**Records shown**
□ □ □ □ □

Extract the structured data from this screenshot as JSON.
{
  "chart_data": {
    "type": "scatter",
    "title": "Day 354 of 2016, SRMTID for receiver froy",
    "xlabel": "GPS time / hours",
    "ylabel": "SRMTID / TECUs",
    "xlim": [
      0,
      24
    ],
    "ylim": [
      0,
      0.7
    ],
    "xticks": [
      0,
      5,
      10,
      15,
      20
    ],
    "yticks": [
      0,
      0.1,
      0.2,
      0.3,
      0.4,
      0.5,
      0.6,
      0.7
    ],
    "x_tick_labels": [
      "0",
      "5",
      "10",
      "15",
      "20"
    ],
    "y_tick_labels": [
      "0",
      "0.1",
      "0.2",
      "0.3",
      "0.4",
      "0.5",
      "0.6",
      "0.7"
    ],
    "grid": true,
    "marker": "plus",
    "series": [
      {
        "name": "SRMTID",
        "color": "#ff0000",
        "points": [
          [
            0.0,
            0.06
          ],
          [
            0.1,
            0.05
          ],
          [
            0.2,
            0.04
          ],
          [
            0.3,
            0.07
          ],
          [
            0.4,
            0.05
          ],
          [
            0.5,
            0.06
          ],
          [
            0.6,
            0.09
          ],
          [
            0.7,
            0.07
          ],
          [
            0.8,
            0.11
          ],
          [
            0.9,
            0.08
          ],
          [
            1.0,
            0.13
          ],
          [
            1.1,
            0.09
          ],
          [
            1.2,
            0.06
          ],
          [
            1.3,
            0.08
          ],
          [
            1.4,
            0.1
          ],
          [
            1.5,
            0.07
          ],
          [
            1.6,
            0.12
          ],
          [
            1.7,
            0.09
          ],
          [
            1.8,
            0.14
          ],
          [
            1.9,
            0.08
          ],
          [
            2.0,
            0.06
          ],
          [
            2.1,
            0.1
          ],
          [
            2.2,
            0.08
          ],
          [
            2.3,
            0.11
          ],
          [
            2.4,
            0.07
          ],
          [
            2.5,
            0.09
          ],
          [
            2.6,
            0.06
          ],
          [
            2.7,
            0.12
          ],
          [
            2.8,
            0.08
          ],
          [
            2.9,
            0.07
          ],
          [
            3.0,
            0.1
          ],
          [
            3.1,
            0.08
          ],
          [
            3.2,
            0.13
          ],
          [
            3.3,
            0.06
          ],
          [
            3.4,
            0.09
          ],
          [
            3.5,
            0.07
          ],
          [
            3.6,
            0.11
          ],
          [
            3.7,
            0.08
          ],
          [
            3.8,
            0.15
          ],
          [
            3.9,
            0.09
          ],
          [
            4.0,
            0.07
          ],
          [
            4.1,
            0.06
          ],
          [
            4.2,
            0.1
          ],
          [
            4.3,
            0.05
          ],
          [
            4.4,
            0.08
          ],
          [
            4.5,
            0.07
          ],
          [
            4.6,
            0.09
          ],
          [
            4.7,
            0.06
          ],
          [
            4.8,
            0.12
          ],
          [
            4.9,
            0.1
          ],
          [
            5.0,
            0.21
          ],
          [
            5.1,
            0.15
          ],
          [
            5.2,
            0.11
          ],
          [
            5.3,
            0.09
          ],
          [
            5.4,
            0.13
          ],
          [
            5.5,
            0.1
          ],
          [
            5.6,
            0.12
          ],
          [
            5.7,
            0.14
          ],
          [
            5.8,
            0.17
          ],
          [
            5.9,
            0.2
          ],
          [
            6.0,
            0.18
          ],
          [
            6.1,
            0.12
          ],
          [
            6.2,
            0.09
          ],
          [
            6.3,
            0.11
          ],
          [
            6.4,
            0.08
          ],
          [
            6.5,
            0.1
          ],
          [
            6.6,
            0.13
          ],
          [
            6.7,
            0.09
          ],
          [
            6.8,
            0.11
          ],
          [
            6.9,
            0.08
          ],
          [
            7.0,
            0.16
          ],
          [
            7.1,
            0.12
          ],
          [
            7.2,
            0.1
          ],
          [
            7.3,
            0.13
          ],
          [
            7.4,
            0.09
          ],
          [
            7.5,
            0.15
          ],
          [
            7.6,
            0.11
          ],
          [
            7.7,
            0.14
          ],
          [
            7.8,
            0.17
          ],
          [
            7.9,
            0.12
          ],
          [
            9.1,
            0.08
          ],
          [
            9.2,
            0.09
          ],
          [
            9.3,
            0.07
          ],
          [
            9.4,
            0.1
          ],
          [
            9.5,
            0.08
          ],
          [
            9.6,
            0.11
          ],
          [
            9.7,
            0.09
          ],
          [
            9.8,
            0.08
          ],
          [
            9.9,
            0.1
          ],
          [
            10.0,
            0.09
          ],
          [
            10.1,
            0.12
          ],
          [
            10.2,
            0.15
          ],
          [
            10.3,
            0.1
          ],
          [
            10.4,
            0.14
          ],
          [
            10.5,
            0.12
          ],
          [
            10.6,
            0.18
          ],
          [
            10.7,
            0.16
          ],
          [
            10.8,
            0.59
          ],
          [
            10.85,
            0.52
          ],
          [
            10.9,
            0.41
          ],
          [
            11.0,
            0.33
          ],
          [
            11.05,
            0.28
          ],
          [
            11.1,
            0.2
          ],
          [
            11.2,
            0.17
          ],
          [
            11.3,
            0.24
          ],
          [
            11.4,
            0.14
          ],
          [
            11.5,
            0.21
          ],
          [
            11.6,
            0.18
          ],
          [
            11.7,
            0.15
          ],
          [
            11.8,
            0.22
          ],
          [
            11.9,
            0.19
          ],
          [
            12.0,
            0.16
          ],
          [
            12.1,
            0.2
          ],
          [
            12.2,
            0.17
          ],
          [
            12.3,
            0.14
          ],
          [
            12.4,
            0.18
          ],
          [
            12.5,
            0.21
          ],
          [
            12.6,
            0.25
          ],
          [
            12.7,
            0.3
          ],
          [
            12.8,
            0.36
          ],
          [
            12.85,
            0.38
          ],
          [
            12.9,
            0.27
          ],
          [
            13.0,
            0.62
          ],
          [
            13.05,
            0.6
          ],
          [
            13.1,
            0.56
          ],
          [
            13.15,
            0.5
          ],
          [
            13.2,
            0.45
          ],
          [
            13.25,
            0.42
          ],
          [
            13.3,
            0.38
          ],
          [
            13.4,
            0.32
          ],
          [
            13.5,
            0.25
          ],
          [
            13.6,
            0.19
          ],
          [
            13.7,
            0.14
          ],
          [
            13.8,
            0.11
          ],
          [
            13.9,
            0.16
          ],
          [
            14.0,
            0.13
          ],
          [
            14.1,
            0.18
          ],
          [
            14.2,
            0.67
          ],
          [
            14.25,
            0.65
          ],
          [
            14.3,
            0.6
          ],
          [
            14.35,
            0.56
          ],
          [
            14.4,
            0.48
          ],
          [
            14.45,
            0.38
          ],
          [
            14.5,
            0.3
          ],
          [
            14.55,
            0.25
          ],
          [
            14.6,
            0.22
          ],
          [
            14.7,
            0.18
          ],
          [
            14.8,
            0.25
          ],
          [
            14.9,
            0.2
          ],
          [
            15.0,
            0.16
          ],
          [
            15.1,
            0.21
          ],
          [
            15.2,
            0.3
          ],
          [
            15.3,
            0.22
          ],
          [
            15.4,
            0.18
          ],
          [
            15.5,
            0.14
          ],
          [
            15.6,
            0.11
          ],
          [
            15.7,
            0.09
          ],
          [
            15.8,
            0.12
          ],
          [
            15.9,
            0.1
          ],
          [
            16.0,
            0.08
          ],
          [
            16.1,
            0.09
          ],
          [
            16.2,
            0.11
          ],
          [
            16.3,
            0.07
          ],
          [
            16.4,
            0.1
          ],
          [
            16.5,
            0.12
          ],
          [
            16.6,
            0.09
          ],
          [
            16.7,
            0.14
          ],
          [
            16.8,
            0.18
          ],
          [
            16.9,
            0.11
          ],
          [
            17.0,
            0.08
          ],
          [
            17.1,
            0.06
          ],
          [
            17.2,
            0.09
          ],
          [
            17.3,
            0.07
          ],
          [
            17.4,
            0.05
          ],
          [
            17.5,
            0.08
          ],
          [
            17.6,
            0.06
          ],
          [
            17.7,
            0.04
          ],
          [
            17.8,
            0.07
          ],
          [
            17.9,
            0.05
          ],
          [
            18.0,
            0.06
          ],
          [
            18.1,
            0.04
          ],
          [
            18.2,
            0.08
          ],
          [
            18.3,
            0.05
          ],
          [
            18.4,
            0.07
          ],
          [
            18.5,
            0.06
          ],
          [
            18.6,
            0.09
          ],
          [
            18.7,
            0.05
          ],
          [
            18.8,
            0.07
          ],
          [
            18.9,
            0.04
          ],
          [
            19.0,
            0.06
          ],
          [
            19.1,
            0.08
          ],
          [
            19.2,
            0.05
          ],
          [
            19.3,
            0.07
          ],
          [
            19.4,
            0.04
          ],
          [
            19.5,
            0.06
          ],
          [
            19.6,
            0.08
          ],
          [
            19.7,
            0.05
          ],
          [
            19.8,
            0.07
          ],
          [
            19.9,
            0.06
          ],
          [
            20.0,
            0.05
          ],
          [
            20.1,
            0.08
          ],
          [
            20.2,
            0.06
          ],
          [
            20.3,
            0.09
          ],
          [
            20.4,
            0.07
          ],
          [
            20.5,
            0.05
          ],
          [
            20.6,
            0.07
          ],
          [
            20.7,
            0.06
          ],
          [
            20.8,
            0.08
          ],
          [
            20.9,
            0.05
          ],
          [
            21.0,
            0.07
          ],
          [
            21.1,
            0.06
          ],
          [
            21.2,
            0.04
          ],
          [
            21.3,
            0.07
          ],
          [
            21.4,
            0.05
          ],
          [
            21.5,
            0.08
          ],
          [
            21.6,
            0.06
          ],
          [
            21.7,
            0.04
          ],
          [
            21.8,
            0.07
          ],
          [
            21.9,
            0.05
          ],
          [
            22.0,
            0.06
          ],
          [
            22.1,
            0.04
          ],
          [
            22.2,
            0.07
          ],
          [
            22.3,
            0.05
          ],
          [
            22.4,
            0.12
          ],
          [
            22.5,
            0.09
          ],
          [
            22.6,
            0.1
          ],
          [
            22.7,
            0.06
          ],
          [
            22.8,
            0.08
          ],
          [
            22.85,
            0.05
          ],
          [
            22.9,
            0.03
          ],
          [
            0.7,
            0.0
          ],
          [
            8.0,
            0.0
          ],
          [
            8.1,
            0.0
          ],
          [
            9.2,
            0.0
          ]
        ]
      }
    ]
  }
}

□ □ □ □ □

**Exercise goal**
How many lines in these entries contain the string "SRMTID"? State the number and nothing more.

**Response to this task**
3